**Records that describe figures**
======
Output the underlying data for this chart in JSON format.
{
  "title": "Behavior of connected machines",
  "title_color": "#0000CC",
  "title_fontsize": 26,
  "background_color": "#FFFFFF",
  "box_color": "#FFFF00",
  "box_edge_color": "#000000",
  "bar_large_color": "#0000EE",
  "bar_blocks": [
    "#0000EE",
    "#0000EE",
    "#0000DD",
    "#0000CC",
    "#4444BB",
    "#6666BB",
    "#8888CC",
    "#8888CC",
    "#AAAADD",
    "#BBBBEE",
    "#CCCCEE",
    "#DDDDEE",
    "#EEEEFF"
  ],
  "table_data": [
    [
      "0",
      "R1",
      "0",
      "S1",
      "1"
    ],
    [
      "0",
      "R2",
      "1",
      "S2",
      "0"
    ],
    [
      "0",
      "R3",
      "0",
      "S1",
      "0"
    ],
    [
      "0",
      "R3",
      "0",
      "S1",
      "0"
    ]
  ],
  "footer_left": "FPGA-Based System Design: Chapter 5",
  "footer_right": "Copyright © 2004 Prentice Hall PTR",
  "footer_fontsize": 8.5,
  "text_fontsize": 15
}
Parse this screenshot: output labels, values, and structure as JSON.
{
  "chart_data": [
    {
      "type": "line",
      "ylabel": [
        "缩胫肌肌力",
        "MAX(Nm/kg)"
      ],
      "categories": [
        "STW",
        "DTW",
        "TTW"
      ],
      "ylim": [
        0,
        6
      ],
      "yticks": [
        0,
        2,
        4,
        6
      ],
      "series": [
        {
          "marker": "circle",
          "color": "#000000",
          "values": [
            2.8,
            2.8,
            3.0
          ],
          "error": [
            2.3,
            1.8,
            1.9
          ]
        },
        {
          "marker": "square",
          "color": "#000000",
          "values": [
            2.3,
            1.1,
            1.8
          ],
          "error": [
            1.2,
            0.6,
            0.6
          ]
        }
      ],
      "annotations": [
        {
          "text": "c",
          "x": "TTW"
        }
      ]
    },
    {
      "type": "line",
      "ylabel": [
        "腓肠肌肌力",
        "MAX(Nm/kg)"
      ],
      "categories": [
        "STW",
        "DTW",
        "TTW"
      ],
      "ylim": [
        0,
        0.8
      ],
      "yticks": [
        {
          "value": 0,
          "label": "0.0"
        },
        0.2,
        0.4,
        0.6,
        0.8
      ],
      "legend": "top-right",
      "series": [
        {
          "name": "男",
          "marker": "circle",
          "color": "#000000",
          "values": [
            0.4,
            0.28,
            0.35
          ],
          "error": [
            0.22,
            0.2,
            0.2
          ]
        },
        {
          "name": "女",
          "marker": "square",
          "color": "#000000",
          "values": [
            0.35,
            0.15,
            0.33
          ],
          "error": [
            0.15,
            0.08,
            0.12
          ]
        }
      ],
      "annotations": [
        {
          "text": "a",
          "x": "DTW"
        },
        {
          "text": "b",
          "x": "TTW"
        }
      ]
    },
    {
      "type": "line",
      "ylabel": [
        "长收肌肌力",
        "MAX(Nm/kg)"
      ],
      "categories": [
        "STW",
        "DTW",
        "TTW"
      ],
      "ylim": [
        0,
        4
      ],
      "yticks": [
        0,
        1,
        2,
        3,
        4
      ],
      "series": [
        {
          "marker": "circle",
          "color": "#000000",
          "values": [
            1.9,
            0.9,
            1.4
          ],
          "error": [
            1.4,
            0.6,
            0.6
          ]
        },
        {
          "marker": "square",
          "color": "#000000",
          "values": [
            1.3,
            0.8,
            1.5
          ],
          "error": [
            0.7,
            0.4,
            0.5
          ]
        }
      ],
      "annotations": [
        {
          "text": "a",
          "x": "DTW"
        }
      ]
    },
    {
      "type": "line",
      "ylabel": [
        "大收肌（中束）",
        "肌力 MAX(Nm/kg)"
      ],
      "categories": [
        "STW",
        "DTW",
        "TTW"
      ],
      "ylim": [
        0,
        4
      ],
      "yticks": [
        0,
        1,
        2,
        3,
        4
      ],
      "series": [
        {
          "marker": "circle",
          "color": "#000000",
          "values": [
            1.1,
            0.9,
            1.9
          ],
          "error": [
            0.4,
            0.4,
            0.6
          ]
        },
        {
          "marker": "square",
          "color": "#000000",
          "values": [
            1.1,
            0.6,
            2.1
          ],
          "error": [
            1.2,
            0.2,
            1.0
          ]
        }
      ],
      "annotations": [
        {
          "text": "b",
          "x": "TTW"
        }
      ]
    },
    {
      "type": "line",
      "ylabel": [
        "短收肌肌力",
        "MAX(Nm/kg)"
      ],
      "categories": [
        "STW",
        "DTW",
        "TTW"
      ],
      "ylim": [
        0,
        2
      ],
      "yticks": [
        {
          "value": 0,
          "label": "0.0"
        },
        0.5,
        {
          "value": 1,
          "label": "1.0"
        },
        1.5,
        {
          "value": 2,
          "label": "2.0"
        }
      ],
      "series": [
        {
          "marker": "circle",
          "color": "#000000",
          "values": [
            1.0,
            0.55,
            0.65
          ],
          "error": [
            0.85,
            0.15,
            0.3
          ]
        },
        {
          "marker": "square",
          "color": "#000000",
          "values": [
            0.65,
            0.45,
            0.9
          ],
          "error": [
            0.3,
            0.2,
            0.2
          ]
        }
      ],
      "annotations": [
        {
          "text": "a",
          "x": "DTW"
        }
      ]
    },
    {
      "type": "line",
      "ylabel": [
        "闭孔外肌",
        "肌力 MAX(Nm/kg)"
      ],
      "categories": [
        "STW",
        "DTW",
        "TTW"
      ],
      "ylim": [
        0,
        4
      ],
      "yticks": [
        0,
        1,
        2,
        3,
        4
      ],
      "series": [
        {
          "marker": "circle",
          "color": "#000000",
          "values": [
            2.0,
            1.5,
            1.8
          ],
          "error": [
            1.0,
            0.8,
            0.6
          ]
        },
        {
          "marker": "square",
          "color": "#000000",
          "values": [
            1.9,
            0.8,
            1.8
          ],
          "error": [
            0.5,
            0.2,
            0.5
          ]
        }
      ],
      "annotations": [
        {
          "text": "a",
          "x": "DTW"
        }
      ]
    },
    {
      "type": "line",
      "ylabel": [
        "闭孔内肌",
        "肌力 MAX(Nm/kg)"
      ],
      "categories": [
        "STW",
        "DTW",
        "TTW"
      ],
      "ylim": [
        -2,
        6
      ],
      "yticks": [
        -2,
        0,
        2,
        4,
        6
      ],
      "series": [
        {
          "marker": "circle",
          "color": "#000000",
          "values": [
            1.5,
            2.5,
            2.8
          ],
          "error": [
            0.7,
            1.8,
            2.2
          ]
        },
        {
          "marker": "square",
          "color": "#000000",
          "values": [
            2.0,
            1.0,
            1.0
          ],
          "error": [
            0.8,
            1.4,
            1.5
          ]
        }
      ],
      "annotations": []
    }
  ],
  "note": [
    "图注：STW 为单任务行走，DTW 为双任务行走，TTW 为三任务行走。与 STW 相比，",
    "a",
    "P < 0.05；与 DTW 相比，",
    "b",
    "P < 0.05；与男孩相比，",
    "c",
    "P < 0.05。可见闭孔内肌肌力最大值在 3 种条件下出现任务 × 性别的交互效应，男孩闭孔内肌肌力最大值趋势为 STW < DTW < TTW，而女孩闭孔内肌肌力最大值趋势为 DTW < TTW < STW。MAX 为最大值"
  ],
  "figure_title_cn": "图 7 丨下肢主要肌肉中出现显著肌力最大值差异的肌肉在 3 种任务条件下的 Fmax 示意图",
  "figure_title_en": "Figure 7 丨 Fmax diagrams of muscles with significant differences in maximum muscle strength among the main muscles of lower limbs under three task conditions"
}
======
**Exercise prompt**
Look through the entries and find each line that has the string "this". Copy those lines.

**Complete answer**
Output the underlying data for this chart in JSON format.
Parse this screenshot: output labels, values, and structure as JSON.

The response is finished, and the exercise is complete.